:: What to produce ::
Write out all the entries word for word, but skip any images.

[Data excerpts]
• • • • • • •

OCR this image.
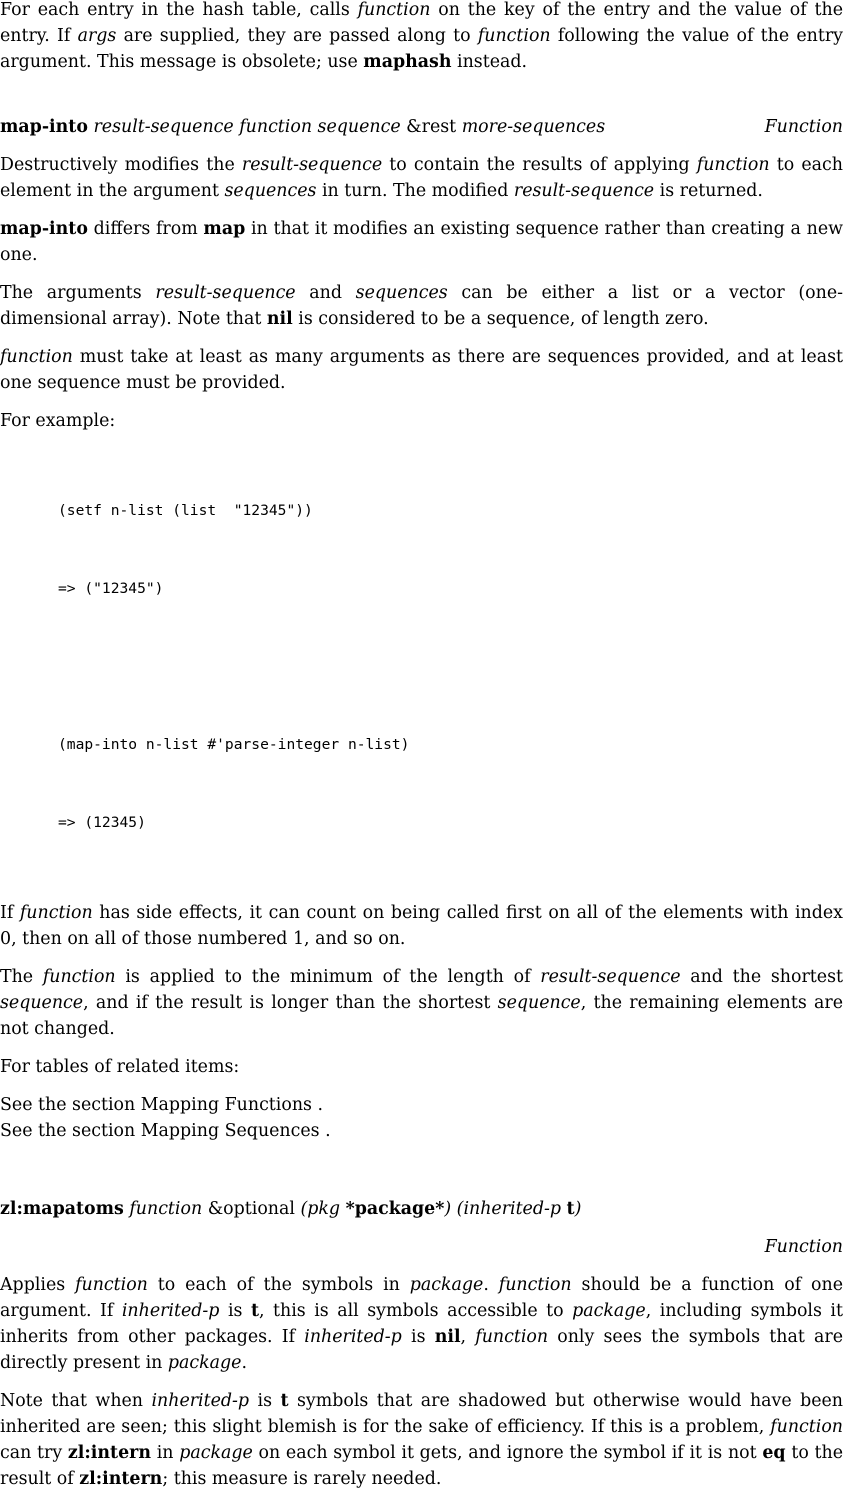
For each entry in the hash table, calls function on the key of the entry and the value of the entry. If args are supplied, they are passed along to function following the value of the entry argument. This message is obsolete; use maphash instead.

map-into result-sequence function sequence &rest more-sequences	Function

Destructively modifies the result-sequence to contain the results of applying function to each element in the argument sequences in turn. The modified result-sequence is returned.

map-into differs from map in that it modifies an existing sequence rather than creating a new one.

The arguments result-sequence and sequences can be either a list or a vector (one-dimensional array). Note that nil is considered to be a sequence, of length zero.

function must take at least as many arguments as there are sequences provided, and at least one sequence must be provided.

For example:

(setf n-list (list  "12345"))

=> ("12345")

(map-into n-list #'parse-integer n-list)

=> (12345)

If function has side effects, it can count on being called first on all of the elements with index 0, then on all of those numbered 1, and so on.

The function is applied to the minimum of the length of result-sequence and the shortest sequence, and if the result is longer than the shortest sequence, the remaining elements are not changed.

For tables of related items:

See the section Mapping Functions .

See the section Mapping Sequences .

zl:mapatoms function &optional (pkg *package*) (inherited-p t)
Function

Applies function to each of the symbols in package. function should be a function of one argument. If inherited-p is t, this is all symbols accessible to package, including symbols it inherits from other packages. If inherited-p is nil, function only sees the symbols that are directly present in package.

Note that when inherited-p is t symbols that are shadowed but otherwise would have been inherited are seen; this slight blemish is for the sake of efficiency. If this is a problem, function can try zl:intern in package on each symbol it gets, and ignore the symbol if it is not eq to the result of zl:intern; this measure is rarely needed.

• • • • • • •

:: Solution for this task ::
OCR this image.
For each entry in the hash table, calls function on the key of the entry and the value of the entry. If args are supplied, they are passed along to function following the value of the entry argument. This message is obsolete; use maphash instead.

map-into result-sequence function sequence &rest more-sequences	Function

Destructively modifies the result-sequence to contain the results of applying function to each element in the argument sequences in turn. The modified result-sequence is returned.

map-into differs from map in that it modifies an existing sequence rather than creating a new one.

The arguments result-sequence and sequences can be either a list or a vector (one-dimensional array). Note that nil is considered to be a sequence, of length zero.

function must take at least as many arguments as there are sequences provided, and at least one sequence must be provided.

For example:

(setf n-list (list  "12345"))

=> ("12345")

(map-into n-list #'parse-integer n-list)

=> (12345)

If function has side effects, it can count on being called first on all of the elements with index 0, then on all of those numbered 1, and so on.

The function is applied to the minimum of the length of result-sequence and the shortest sequence, and if the result is longer than the shortest sequence, the remaining elements are not changed.

For tables of related items:

See the section Mapping Functions .

See the section Mapping Sequences .

zl:mapatoms function &optional (pkg *package*) (inherited-p t)
Function

Applies function to each of the symbols in package. function should be a function of one argument. If inherited-p is t, this is all symbols accessible to package, including symbols it inherits from other packages. If inherited-p is nil, function only sees the symbols that are directly present in package.

Note that when inherited-p is t symbols that are shadowed but otherwise would have been inherited are seen; this slight blemish is for the sake of efficiency. If this is a problem, function can try zl:intern in package on each symbol it gets, and ignore the symbol if it is not eq to the result of zl:intern; this measure is rarely needed.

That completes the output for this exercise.